The request — Count the lines below that contain the word "screenshot", and reply with only that number.

## begin Given records

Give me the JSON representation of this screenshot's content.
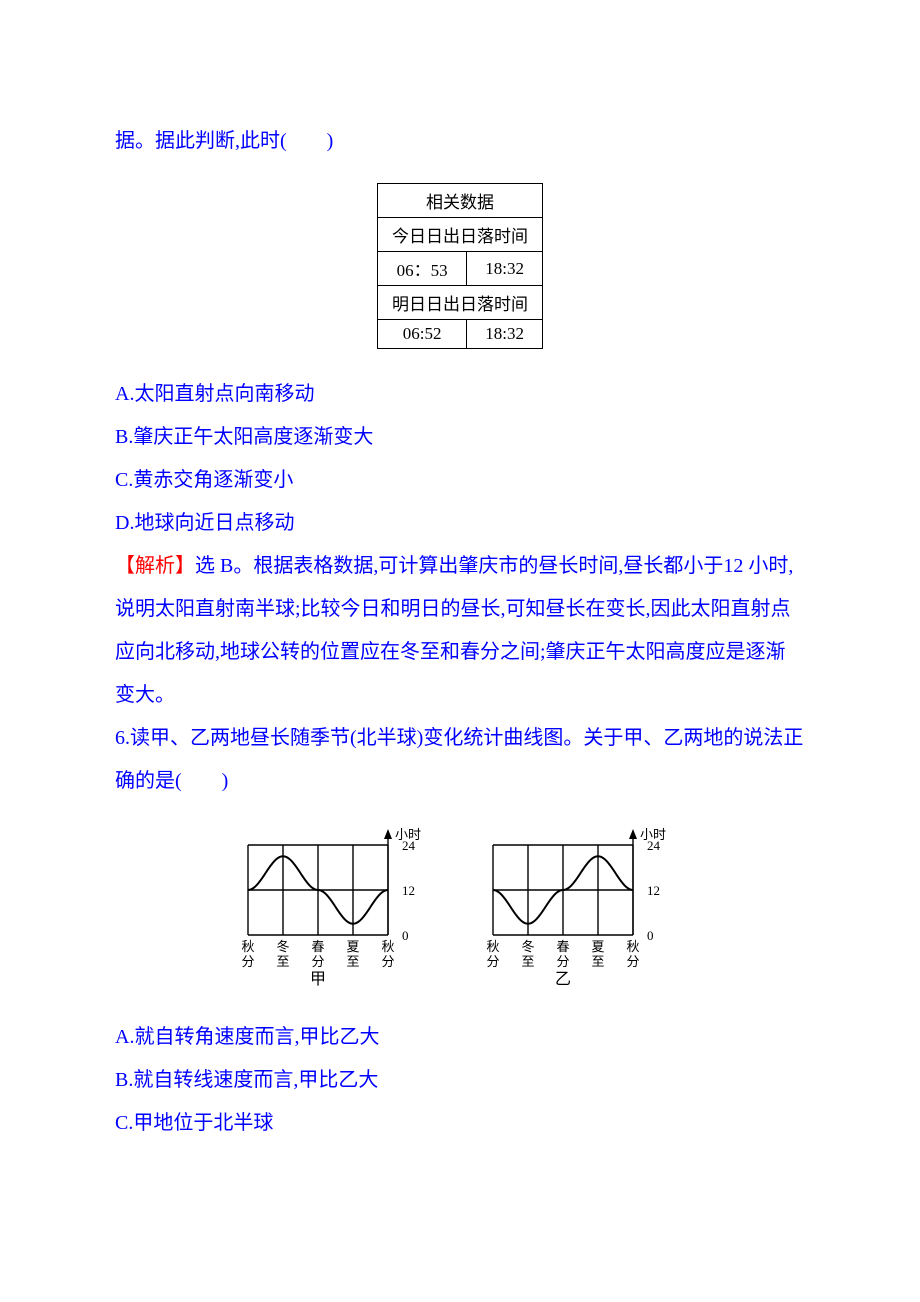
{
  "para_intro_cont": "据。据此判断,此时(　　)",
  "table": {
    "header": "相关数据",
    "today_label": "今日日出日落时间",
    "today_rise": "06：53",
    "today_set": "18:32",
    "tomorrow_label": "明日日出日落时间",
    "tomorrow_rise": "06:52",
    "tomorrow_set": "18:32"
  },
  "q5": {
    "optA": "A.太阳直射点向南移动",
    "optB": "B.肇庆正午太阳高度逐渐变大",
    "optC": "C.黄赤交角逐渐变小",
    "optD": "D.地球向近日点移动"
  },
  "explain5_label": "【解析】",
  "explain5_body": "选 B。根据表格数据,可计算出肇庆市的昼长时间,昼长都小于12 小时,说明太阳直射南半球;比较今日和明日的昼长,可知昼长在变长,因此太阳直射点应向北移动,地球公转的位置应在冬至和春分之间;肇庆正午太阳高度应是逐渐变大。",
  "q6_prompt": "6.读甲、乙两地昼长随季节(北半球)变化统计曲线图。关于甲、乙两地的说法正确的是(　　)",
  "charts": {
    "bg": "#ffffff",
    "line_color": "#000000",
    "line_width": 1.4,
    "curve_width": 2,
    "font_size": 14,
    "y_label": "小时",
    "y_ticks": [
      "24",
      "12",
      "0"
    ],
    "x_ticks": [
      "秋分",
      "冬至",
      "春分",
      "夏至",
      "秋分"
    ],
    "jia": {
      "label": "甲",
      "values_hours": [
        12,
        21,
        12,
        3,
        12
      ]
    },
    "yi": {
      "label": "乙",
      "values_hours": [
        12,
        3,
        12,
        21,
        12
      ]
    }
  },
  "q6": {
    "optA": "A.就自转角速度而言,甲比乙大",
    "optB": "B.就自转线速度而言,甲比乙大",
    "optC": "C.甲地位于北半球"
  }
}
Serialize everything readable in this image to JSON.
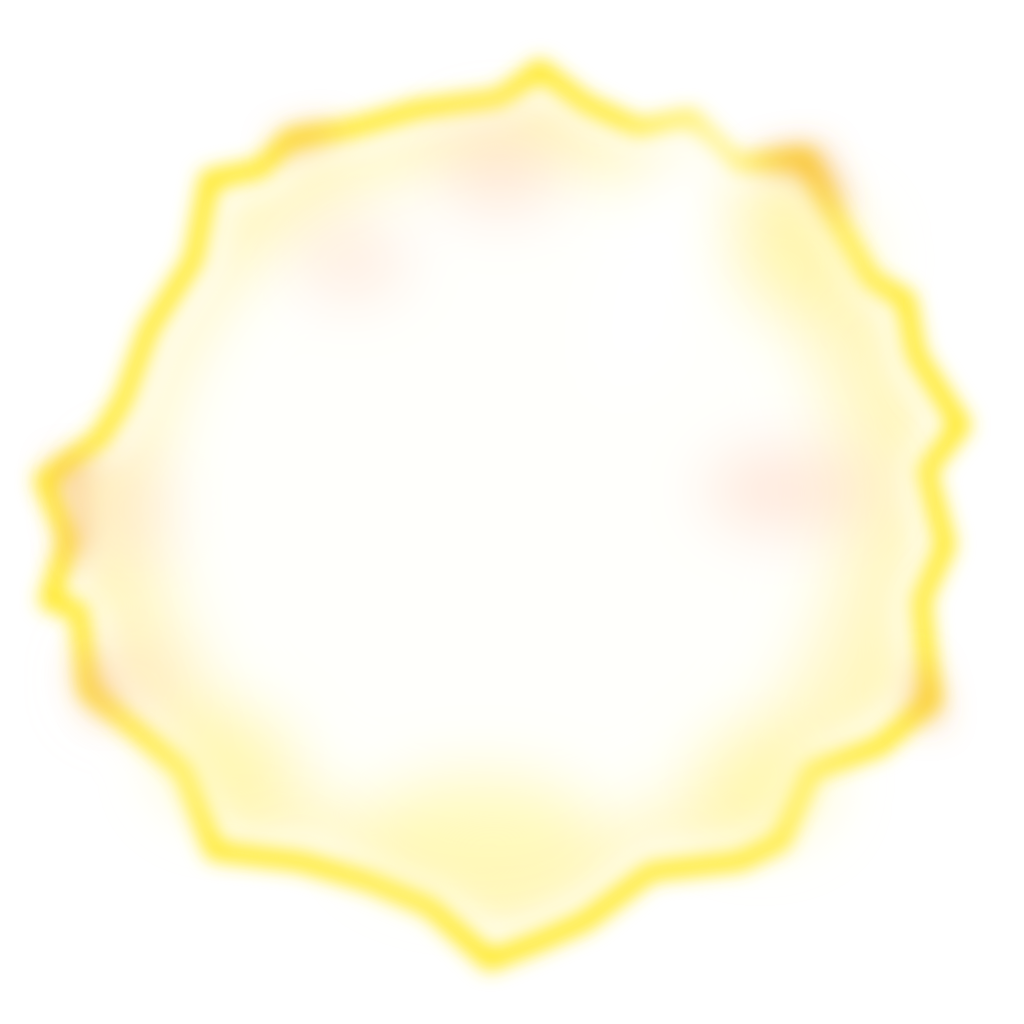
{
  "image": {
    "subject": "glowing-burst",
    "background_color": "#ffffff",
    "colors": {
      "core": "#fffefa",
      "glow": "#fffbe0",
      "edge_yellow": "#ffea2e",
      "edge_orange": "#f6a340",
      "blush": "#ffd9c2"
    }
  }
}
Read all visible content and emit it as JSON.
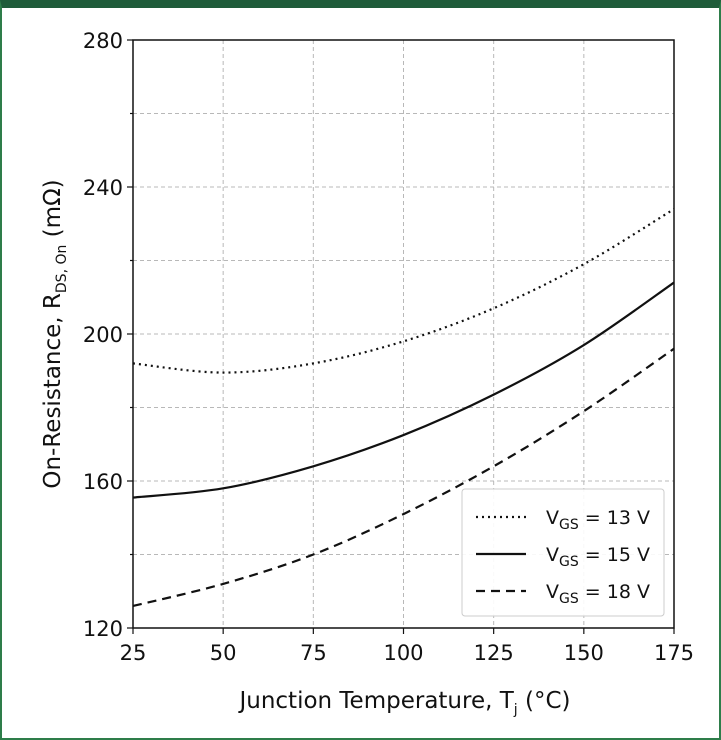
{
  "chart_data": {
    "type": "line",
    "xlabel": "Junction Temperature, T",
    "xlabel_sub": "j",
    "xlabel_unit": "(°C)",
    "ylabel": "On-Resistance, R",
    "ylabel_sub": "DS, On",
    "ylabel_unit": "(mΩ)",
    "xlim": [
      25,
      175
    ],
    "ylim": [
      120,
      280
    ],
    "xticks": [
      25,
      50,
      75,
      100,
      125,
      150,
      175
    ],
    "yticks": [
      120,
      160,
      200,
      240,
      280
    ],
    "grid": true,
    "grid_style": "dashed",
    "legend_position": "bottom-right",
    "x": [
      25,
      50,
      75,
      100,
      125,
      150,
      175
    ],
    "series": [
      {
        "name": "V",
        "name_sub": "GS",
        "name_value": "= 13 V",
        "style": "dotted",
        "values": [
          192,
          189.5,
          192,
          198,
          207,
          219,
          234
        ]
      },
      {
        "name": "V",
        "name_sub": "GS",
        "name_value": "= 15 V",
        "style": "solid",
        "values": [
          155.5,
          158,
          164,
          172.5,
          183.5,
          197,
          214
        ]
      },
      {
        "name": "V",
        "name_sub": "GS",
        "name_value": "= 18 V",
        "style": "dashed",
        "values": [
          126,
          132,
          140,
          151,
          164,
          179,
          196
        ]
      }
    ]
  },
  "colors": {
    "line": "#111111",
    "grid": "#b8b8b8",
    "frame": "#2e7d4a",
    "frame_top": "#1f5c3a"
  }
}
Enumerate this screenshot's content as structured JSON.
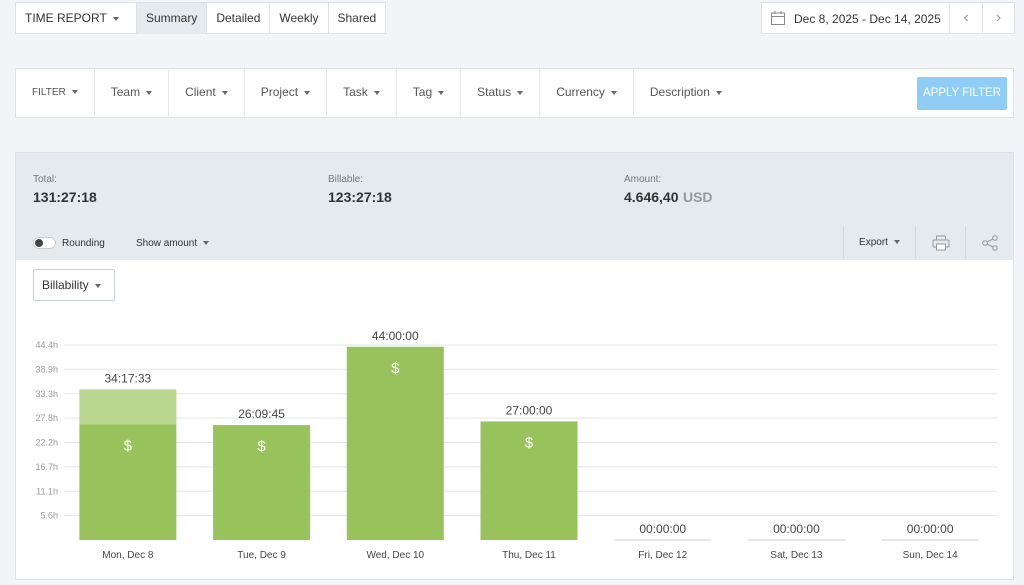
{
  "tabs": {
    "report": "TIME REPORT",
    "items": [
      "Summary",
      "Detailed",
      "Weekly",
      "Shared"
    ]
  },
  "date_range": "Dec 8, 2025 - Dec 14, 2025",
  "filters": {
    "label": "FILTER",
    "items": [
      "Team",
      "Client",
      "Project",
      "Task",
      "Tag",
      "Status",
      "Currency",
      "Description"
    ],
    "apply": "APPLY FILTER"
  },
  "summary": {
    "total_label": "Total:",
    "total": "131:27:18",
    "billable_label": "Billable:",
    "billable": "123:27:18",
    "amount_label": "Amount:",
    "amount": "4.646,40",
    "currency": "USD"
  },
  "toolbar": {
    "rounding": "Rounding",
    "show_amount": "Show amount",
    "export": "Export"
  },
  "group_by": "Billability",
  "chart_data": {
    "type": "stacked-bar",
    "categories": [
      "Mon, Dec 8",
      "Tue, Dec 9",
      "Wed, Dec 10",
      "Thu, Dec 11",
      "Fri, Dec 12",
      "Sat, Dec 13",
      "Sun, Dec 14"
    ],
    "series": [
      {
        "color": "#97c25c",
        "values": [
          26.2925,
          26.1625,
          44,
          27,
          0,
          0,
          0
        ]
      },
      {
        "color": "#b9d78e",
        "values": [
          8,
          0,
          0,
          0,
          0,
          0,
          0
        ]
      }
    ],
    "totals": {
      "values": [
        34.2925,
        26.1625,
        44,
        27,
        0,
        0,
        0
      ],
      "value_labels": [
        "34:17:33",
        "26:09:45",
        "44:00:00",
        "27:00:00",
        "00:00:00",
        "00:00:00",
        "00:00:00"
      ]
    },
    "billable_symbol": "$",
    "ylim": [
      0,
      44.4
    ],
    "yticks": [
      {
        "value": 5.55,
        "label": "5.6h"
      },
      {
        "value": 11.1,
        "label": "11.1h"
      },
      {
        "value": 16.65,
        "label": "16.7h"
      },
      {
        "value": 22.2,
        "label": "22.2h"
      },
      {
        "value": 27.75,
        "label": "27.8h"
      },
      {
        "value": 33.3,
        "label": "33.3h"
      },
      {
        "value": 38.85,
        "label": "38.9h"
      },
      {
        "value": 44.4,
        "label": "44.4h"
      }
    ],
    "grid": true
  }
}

## end Given records

Result for this exercise — 2